- [SET EXERCISE]: Show all lines holding "file".

- [INPUT FOR THIS TASK]:
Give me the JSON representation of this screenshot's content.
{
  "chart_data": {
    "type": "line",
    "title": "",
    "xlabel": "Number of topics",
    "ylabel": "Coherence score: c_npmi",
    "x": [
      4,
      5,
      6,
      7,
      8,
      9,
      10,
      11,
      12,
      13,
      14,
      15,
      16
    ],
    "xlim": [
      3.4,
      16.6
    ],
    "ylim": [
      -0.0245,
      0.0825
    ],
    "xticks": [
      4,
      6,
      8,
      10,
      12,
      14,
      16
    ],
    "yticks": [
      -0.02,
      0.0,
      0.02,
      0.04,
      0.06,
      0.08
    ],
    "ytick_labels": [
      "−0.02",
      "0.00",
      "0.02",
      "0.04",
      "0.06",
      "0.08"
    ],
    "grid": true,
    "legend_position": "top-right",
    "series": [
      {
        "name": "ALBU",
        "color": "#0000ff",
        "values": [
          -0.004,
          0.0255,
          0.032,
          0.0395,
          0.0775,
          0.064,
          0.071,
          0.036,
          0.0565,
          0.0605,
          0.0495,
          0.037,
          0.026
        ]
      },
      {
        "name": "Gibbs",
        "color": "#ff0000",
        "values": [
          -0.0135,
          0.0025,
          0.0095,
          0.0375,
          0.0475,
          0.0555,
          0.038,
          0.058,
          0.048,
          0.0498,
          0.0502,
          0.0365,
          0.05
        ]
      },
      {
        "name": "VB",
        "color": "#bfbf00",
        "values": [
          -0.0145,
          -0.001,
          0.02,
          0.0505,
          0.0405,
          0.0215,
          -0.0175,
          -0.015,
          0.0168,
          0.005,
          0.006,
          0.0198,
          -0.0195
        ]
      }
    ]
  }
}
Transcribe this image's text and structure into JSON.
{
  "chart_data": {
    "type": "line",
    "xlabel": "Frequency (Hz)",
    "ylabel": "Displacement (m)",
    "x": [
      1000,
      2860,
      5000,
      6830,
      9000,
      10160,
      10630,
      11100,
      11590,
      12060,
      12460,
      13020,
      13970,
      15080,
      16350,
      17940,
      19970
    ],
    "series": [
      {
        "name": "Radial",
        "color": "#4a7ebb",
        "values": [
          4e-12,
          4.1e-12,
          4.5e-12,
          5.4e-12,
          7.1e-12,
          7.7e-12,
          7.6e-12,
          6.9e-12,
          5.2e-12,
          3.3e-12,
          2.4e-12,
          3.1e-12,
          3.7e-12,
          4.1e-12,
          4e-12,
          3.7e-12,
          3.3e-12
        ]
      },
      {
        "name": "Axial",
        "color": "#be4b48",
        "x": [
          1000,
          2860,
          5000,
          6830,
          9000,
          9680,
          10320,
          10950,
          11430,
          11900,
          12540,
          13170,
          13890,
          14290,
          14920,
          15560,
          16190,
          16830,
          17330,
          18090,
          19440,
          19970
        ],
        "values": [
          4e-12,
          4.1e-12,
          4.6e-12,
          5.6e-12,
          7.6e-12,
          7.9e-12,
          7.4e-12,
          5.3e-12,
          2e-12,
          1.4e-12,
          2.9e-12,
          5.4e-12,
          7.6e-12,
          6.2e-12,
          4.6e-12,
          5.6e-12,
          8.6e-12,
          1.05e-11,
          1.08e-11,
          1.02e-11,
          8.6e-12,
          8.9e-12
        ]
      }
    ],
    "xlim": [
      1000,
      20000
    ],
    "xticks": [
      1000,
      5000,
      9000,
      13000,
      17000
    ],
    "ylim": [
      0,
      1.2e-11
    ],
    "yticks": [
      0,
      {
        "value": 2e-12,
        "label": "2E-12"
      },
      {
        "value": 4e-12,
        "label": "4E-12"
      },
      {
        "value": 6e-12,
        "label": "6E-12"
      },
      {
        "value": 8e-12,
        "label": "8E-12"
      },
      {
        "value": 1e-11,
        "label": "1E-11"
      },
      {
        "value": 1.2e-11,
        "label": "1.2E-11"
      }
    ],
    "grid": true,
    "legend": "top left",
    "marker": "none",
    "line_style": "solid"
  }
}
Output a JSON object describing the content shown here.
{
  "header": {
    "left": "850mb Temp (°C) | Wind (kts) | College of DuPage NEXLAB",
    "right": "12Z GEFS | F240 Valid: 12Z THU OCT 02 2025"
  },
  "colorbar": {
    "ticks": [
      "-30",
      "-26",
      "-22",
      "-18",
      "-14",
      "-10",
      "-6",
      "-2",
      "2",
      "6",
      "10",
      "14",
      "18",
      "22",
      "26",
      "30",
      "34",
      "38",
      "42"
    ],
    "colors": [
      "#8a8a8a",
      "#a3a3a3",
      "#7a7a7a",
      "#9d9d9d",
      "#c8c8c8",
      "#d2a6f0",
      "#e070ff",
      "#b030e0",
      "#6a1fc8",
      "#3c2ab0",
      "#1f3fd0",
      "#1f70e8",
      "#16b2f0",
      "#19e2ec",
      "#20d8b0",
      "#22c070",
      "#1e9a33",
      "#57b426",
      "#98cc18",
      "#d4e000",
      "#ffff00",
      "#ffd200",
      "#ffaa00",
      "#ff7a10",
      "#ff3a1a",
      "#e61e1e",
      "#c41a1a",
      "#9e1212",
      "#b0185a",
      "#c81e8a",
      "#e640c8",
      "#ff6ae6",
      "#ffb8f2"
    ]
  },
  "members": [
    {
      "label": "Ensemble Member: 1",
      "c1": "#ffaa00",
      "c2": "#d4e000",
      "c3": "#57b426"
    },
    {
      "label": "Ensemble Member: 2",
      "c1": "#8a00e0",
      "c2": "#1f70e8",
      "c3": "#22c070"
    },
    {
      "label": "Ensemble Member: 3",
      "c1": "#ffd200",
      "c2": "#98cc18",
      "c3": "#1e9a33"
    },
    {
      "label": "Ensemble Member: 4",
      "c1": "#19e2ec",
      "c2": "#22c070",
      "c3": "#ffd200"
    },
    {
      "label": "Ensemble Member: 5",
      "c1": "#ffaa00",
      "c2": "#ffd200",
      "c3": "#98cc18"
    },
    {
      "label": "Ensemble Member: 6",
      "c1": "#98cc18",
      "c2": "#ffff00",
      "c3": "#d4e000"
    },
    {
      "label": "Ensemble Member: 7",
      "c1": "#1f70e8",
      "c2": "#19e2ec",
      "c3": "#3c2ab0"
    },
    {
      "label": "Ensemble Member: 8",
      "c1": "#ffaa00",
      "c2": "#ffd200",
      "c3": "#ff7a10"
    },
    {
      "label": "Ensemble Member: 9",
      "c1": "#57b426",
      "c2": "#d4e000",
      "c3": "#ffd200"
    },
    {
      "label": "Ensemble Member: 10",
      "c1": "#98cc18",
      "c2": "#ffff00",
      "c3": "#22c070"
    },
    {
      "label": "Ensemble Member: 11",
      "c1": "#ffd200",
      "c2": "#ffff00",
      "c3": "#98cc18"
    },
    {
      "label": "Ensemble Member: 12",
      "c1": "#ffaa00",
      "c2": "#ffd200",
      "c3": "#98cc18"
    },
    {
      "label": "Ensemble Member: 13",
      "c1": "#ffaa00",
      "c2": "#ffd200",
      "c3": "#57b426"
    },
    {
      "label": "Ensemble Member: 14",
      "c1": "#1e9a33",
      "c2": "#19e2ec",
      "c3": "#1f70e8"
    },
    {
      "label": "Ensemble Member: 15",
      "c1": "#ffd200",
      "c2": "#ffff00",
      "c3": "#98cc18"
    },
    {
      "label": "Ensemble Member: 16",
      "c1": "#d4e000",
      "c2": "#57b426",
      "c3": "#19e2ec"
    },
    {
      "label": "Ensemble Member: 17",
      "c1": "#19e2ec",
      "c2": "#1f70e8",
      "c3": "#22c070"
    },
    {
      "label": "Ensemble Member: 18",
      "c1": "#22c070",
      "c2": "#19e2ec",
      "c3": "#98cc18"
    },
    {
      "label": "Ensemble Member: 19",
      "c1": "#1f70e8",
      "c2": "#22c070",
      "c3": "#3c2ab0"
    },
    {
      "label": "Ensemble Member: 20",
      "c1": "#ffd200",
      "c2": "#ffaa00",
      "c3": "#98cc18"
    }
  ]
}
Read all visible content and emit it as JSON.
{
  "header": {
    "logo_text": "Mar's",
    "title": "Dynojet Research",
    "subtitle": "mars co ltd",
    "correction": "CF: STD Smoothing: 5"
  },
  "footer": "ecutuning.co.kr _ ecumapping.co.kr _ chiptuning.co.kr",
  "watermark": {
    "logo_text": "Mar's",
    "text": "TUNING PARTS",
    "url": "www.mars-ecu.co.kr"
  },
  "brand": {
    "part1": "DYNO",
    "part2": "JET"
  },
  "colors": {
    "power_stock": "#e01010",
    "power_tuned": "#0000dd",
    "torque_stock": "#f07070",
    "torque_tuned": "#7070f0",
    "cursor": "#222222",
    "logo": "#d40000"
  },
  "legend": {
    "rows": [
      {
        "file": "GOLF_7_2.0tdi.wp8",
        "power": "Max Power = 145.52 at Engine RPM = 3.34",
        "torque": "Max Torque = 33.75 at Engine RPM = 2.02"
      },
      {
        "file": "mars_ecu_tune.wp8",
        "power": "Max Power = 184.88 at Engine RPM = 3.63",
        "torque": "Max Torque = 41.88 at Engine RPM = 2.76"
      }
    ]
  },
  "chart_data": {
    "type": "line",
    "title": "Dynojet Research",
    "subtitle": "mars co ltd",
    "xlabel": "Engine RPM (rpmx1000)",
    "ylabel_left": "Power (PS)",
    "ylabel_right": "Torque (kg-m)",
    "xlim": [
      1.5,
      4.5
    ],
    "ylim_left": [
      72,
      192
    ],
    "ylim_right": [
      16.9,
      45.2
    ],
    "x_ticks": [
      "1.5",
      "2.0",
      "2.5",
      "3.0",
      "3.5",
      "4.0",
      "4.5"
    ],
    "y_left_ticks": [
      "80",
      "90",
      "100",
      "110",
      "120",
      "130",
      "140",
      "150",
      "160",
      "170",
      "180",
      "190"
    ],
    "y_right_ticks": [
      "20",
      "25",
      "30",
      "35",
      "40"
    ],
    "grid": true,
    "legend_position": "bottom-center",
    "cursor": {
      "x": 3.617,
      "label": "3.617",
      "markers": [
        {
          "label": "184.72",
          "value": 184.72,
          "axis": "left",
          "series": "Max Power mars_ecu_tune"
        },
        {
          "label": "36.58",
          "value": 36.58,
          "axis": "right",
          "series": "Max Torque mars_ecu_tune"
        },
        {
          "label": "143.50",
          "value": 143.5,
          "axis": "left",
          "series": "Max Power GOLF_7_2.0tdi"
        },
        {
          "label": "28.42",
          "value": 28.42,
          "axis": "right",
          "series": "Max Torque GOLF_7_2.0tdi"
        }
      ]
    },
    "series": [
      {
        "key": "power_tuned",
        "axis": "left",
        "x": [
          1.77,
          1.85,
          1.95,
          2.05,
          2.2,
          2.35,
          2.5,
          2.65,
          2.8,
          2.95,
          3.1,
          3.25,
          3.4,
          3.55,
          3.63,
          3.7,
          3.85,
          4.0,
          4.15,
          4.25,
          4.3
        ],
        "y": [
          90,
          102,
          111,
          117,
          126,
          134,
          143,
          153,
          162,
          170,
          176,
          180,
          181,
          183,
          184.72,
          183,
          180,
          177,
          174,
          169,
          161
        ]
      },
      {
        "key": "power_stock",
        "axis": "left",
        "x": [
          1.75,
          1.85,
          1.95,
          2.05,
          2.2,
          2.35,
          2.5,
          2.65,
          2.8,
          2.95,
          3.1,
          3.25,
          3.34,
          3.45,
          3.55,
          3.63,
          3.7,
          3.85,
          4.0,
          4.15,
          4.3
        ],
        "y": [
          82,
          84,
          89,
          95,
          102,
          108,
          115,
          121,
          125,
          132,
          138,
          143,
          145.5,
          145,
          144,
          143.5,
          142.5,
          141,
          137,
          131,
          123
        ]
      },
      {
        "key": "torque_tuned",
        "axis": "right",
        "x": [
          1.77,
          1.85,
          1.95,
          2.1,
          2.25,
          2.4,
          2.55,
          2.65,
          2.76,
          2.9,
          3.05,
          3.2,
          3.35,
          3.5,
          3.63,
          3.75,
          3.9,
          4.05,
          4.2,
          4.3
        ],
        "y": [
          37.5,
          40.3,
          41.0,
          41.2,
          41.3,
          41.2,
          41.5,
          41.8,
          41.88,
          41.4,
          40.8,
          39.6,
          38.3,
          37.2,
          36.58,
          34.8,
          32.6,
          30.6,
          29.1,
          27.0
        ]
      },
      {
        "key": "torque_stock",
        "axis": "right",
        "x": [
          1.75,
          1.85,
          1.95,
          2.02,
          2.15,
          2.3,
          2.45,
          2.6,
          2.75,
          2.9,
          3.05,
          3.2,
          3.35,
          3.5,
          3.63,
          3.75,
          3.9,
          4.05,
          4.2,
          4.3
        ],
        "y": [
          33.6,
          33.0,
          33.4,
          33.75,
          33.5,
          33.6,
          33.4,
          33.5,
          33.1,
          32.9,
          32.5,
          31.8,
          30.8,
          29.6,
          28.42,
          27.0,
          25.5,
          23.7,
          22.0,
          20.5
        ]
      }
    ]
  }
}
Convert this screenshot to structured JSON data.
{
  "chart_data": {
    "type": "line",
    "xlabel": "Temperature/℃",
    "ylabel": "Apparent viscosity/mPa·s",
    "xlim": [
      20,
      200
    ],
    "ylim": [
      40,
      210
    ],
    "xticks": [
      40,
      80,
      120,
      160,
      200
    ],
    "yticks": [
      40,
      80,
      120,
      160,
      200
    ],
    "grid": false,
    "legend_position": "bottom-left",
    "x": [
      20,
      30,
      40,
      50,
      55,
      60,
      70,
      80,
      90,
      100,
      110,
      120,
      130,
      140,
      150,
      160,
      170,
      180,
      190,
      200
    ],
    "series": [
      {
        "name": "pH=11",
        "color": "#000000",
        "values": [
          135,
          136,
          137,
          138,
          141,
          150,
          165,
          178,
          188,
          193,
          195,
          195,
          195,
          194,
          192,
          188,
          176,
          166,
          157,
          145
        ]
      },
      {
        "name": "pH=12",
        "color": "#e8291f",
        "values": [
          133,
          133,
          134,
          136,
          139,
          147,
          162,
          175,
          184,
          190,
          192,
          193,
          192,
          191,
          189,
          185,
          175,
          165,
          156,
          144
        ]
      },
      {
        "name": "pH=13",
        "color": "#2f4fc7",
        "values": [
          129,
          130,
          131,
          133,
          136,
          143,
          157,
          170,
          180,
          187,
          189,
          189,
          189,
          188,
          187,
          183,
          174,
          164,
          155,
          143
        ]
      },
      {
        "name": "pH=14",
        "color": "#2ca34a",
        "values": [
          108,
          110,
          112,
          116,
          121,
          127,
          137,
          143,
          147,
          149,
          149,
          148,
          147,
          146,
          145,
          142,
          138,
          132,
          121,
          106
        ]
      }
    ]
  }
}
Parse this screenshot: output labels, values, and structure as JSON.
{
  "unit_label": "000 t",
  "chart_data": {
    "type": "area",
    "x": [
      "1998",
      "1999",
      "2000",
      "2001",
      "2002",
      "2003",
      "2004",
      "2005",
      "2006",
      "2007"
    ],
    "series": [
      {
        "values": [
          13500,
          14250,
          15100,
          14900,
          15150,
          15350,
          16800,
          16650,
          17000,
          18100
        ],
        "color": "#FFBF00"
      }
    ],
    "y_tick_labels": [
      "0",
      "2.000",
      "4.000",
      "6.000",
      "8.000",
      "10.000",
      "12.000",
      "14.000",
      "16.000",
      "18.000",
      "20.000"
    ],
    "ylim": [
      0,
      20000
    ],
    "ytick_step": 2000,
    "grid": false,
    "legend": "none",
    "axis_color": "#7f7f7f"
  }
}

- [ANSWER TO THE PROBLEM]:
        "file": "GOLF_7_2.0tdi.wp8",
        "file": "mars_ecu_tune.wp8",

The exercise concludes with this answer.